■ PROBLEMS AND TASKS
1/ Answer these questions about the article on Gracie's quilt bee:
(a) How many miniature quilts did Gracie's volunteer group make?
(b) What did Gracie use instead of forcing the group to meet her goals?
(c) How far ahead of schedule was the project completed?
2/ Copy the passage of the quilt bee article starting with "It was a challenge" and going on through "in my absence.", but change "hip replacement surgery" to "knee surgery".

■ TEXT SECTION
I love hearing my clients’ and readers’ success stories, especially when they involve new contexts for application of their consensus, persuasion and communication skills. This week, Gracie of Austin, Texas wrote to me, “While reading Bridges to Consensus, I volunteered to organize a project with my quilt bee, fifteen professional, talented, and strongly-opinionated women.”
Gracie’s volunteer group of fifteen undertook the design and crafting of 135 miniature quilts to attach to the tops of the award ribbons for a quilting contest associated with the Quiltfest biennial show. [With Gracie’s permission, I’ve included an image of one of the awards with this article.]
Volunteer and affinity groups have even greater consensus needs than commercial organizations. In this respect, they are more like religious and nonprofit organizations. In the business world, the old command-and-control paradigm can function for at least a while, although collaborative processes often work better. A boss can tell a worker what to do, and the worker is less likely to rebel if he’s getting paid to do what the boss wants. The worker may look for another employer who values his contributions and meets his need better, but he takes time to do so, and usually gives notice if he quits.
However, in groups like Gracie’s, as in churches and nonprofits, members can more easily vote with their feet if their needs are ignored, and they can do so on the spur of the moment. So building consensus among volunteers can be even more important than in commercial settings.
A natural leader and talented artist, Gracie excels at envisioning a good plan for a project such as the contest awards. It’s tempting for such leaders to simply present their visions and push for acceptance. However, Gracie writes that, inspired by Bridges to Consensus:
Rather than force the group to meet my goals, I used the “Three Magic Questions” and was thrilled with the results. I found that my group was open minded and motivated to work together. Instead of making an executive decision when we encountered issues, I rallied for dialogue on a solution.
It was a challenge for me to simply document the process the bee developed, but it turned out to be one of my best contributions to the team. During a key month of production, I was out of town helping my mother recover from hip replacement surgery. My quilt bee used the production documents I wrote to continue in my absence.
The project is complete six months ahead of schedule and my quilt bee members are thrilled with the results. I am very proud of the 2012 QuiltFest Awards and of the friendships that we strengthened during their creation.
Like Gracie, many people find that, when it comes to team leadership, less can be more. She found it challenging to ask questions and listen more than she spoke, but once she tried it, Gracie learned that soliciting everyone’s ideas resulted in a better plan from her own perspective as well. And asking the right questions inspired fifteen “highly opinionated” people to want to work collaboratively.

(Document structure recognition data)
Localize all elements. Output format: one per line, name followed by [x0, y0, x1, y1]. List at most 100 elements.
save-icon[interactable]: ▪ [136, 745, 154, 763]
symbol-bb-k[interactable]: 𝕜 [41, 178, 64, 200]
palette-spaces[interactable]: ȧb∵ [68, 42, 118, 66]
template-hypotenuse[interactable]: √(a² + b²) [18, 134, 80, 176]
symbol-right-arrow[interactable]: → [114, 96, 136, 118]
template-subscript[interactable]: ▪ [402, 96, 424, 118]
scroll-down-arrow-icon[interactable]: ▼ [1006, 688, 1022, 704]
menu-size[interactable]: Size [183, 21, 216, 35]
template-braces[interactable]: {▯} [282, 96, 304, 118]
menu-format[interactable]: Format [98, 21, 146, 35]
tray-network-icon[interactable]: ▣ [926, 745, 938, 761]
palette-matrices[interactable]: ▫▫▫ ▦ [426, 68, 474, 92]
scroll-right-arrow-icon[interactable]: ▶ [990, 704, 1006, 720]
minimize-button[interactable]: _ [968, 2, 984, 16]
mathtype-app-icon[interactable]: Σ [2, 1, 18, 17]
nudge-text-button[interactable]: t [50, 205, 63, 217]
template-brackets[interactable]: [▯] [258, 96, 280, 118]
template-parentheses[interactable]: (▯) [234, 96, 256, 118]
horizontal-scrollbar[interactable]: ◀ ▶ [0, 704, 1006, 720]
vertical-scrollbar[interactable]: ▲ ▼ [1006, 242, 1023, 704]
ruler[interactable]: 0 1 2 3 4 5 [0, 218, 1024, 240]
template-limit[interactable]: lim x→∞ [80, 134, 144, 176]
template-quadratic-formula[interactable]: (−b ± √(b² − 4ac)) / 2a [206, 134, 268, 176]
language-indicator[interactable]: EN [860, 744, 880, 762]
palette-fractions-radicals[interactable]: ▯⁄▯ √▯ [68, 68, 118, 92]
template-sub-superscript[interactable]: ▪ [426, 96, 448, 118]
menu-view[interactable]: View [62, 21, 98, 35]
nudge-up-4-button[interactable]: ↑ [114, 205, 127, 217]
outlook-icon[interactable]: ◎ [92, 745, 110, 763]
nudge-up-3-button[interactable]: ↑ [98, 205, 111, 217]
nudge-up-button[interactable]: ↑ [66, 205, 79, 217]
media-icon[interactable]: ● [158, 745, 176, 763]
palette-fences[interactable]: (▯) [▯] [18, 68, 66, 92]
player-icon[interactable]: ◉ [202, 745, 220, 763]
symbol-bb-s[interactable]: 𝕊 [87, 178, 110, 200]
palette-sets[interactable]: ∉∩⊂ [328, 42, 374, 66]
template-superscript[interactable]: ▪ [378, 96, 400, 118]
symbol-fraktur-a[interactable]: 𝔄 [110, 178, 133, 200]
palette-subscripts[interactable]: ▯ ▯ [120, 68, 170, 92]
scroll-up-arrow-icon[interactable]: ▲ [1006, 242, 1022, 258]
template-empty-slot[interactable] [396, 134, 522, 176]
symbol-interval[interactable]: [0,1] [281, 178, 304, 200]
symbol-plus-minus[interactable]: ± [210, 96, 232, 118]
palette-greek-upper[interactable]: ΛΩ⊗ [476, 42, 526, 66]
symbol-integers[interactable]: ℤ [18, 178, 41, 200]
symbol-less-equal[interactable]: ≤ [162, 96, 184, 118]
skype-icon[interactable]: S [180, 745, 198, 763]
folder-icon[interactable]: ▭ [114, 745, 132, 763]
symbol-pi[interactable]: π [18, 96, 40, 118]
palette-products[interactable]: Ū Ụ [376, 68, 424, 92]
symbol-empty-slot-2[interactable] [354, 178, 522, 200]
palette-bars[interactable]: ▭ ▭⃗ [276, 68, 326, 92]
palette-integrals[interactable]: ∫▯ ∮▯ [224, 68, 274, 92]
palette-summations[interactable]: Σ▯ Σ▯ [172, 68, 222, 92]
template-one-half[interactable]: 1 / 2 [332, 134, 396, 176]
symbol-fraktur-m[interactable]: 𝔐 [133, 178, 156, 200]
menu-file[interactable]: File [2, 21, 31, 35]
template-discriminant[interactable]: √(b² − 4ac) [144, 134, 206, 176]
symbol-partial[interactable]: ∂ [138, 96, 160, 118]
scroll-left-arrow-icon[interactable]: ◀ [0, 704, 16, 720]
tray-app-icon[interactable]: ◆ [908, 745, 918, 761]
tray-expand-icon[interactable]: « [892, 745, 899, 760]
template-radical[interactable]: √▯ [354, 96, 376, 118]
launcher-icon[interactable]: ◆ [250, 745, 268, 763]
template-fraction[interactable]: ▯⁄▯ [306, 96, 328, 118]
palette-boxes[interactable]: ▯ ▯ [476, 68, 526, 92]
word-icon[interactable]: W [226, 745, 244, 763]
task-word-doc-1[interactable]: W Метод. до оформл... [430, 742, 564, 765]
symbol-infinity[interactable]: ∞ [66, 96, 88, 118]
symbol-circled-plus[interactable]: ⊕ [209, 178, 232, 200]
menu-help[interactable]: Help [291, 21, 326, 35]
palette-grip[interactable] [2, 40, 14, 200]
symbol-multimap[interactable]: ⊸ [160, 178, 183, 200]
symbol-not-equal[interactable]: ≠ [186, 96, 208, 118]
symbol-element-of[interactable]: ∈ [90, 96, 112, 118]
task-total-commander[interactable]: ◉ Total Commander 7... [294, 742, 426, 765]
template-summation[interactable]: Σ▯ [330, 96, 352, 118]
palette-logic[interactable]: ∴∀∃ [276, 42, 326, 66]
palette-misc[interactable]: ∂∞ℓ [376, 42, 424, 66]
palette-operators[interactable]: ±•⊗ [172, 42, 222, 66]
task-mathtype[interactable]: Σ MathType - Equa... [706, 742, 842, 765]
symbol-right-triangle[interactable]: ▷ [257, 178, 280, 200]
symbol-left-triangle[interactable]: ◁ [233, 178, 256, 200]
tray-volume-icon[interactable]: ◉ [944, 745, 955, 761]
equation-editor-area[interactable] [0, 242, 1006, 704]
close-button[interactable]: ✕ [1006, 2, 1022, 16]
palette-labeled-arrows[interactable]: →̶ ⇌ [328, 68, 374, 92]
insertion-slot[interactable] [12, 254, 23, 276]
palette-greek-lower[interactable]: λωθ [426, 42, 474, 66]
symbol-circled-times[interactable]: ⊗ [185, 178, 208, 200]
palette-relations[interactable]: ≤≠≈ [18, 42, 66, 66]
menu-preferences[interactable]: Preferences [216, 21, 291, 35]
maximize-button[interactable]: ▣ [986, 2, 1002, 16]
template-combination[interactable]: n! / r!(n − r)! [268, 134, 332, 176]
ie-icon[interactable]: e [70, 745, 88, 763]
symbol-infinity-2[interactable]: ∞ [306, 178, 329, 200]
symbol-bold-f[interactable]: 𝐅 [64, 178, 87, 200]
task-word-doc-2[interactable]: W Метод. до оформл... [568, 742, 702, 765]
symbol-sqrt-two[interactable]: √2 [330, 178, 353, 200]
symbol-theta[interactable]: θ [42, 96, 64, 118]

■ ANSWERS TO THE TASKS
1/
(a) 135
(b) The "Three Magic Questions"
(c) Six months

2/
It was a challenge for me to simply document the process the bee developed, but it turned out to be one of my best contributions to the team. During a key month of production, I was out of town helping my mother recover from knee surgery. My quilt bee used the production documents I wrote to continue in my absence.